TASK STATEMENT - Output all lines exactly, with nothing added or dropped.
==== GIVEN RECORDS
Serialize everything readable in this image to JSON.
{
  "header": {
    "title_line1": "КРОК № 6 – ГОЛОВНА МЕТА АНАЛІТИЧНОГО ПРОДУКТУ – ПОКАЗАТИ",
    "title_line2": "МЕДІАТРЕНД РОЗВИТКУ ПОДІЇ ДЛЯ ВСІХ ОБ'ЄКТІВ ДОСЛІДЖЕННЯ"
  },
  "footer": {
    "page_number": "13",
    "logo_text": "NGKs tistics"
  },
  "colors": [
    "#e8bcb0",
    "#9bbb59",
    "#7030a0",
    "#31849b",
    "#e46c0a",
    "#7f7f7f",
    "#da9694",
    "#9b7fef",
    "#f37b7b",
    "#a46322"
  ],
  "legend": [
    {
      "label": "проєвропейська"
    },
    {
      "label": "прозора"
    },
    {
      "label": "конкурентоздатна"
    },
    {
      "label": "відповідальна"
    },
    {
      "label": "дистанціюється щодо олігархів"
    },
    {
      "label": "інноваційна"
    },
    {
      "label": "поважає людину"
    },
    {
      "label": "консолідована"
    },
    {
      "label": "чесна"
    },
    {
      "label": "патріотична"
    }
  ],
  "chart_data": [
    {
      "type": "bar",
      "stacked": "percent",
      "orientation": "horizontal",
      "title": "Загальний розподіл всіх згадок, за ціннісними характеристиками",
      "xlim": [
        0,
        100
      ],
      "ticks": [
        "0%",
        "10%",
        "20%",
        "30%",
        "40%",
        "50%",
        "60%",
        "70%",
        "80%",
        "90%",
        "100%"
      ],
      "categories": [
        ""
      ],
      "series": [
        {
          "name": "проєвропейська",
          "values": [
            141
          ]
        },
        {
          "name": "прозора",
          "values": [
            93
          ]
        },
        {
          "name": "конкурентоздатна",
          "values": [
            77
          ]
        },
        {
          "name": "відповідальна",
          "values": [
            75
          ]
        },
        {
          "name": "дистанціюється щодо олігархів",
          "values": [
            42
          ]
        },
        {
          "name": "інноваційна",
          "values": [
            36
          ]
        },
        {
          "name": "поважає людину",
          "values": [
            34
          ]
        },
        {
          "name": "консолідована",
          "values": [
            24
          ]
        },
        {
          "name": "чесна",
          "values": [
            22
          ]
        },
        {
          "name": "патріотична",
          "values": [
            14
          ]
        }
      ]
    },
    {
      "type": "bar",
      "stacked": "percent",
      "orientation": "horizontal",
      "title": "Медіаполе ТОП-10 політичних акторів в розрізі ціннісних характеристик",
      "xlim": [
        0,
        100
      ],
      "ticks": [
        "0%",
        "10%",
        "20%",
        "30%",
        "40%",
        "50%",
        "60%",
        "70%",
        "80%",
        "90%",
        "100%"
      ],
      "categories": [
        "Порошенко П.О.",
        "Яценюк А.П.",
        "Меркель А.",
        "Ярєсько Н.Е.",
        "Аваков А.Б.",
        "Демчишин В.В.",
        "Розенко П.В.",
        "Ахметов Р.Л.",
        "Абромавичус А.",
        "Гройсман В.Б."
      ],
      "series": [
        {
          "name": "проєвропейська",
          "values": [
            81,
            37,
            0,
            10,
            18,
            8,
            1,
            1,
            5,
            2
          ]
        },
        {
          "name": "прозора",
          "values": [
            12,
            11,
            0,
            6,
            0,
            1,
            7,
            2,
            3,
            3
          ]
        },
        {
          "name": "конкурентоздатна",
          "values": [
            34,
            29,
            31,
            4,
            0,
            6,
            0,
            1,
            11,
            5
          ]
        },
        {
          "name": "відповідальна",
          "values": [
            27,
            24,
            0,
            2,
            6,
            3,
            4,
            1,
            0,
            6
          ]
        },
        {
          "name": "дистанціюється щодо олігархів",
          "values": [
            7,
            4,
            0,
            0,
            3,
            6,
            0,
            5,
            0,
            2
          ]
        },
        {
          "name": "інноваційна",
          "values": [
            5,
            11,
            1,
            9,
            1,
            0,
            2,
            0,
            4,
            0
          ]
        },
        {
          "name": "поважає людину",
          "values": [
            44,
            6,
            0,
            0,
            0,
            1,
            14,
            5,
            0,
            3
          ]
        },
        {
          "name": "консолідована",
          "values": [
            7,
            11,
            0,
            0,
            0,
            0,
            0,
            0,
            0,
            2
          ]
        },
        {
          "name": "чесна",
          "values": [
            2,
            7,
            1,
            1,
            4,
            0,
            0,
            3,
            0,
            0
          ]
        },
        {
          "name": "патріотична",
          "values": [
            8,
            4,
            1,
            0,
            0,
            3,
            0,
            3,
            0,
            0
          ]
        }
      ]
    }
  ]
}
========
COMPLETE ANSWER -
Serialize everything readable in this image to JSON.
{
  "header": {
    "title_line1": "КРОК № 6 – ГОЛОВНА МЕТА АНАЛІТИЧНОГО ПРОДУКТУ – ПОКАЗАТИ",
    "title_line2": "МЕДІАТРЕНД РОЗВИТКУ ПОДІЇ ДЛЯ ВСІХ ОБ'ЄКТІВ ДОСЛІДЖЕННЯ"
  },
  "footer": {
    "page_number": "13",
    "logo_text": "NGKs tistics"
  },
  "colors": [
    "#e8bcb0",
    "#9bbb59",
    "#7030a0",
    "#31849b",
    "#e46c0a",
    "#7f7f7f",
    "#da9694",
    "#9b7fef",
    "#f37b7b",
    "#a46322"
  ],
  "legend": [
    {
      "label": "проєвропейська"
    },
    {
      "label": "прозора"
    },
    {
      "label": "конкурентоздатна"
    },
    {
      "label": "відповідальна"
    },
    {
      "label": "дистанціюється щодо олігархів"
    },
    {
      "label": "інноваційна"
    },
    {
      "label": "поважає людину"
    },
    {
      "label": "консолідована"
    },
    {
      "label": "чесна"
    },
    {
      "label": "патріотична"
    }
  ],
  "chart_data": [
    {
      "type": "bar",
      "stacked": "percent",
      "orientation": "horizontal",
      "title": "Загальний розподіл всіх згадок, за ціннісними характеристиками",
      "xlim": [
        0,
        100
      ],
      "ticks": [
        "0%",
        "10%",
        "20%",
        "30%",
        "40%",
        "50%",
        "60%",
        "70%",
        "80%",
        "90%",
        "100%"
      ],
      "categories": [
        ""
      ],
      "series": [
        {
          "name": "проєвропейська",
          "values": [
            141
          ]
        },
        {
          "name": "прозора",
          "values": [
            93
          ]
        },
        {
          "name": "конкурентоздатна",
          "values": [
            77
          ]
        },
        {
          "name": "відповідальна",
          "values": [
            75
          ]
        },
        {
          "name": "дистанціюється щодо олігархів",
          "values": [
            42
          ]
        },
        {
          "name": "інноваційна",
          "values": [
            36
          ]
        },
        {
          "name": "поважає людину",
          "values": [
            34
          ]
        },
        {
          "name": "консолідована",
          "values": [
            24
          ]
        },
        {
          "name": "чесна",
          "values": [
            22
          ]
        },
        {
          "name": "патріотична",
          "values": [
            14
          ]
        }
      ]
    },
    {
      "type": "bar",
      "stacked": "percent",
      "orientation": "horizontal",
      "title": "Медіаполе ТОП-10 політичних акторів в розрізі ціннісних характеристик",
      "xlim": [
        0,
        100
      ],
      "ticks": [
        "0%",
        "10%",
        "20%",
        "30%",
        "40%",
        "50%",
        "60%",
        "70%",
        "80%",
        "90%",
        "100%"
      ],
      "categories": [
        "Порошенко П.О.",
        "Яценюк А.П.",
        "Меркель А.",
        "Ярєсько Н.Е.",
        "Аваков А.Б.",
        "Демчишин В.В.",
        "Розенко П.В.",
        "Ахметов Р.Л.",
        "Абромавичус А.",
        "Гройсман В.Б."
      ],
      "series": [
        {
          "name": "проєвропейська",
          "values": [
            81,
            37,
            0,
            10,
            18,
            8,
            1,
            1,
            5,
            2
          ]
        },
        {
          "name": "прозора",
          "values": [
            12,
            11,
            0,
            6,
            0,
            1,
            7,
            2,
            3,
            3
          ]
        },
        {
          "name": "конкурентоздатна",
          "values": [
            34,
            29,
            31,
            4,
            0,
            6,
            0,
            1,
            11,
            5
          ]
        },
        {
          "name": "відповідальна",
          "values": [
            27,
            24,
            0,
            2,
            6,
            3,
            4,
            1,
            0,
            6
          ]
        },
        {
          "name": "дистанціюється щодо олігархів",
          "values": [
            7,
            4,
            0,
            0,
            3,
            6,
            0,
            5,
            0,
            2
          ]
        },
        {
          "name": "інноваційна",
          "values": [
            5,
            11,
            1,
            9,
            1,
            0,
            2,
            0,
            4,
            0
          ]
        },
        {
          "name": "поважає людину",
          "values": [
            44,
            6,
            0,
            0,
            0,
            1,
            14,
            5,
            0,
            3
          ]
        },
        {
          "name": "консолідована",
          "values": [
            7,
            11,
            0,
            0,
            0,
            0,
            0,
            0,
            0,
            2
          ]
        },
        {
          "name": "чесна",
          "values": [
            2,
            7,
            1,
            1,
            4,
            0,
            0,
            3,
            0,
            0
          ]
        },
        {
          "name": "патріотична",
          "values": [
            8,
            4,
            1,
            0,
            0,
            3,
            0,
            3,
            0,
            0
          ]
        }
      ]
    }
  ]
}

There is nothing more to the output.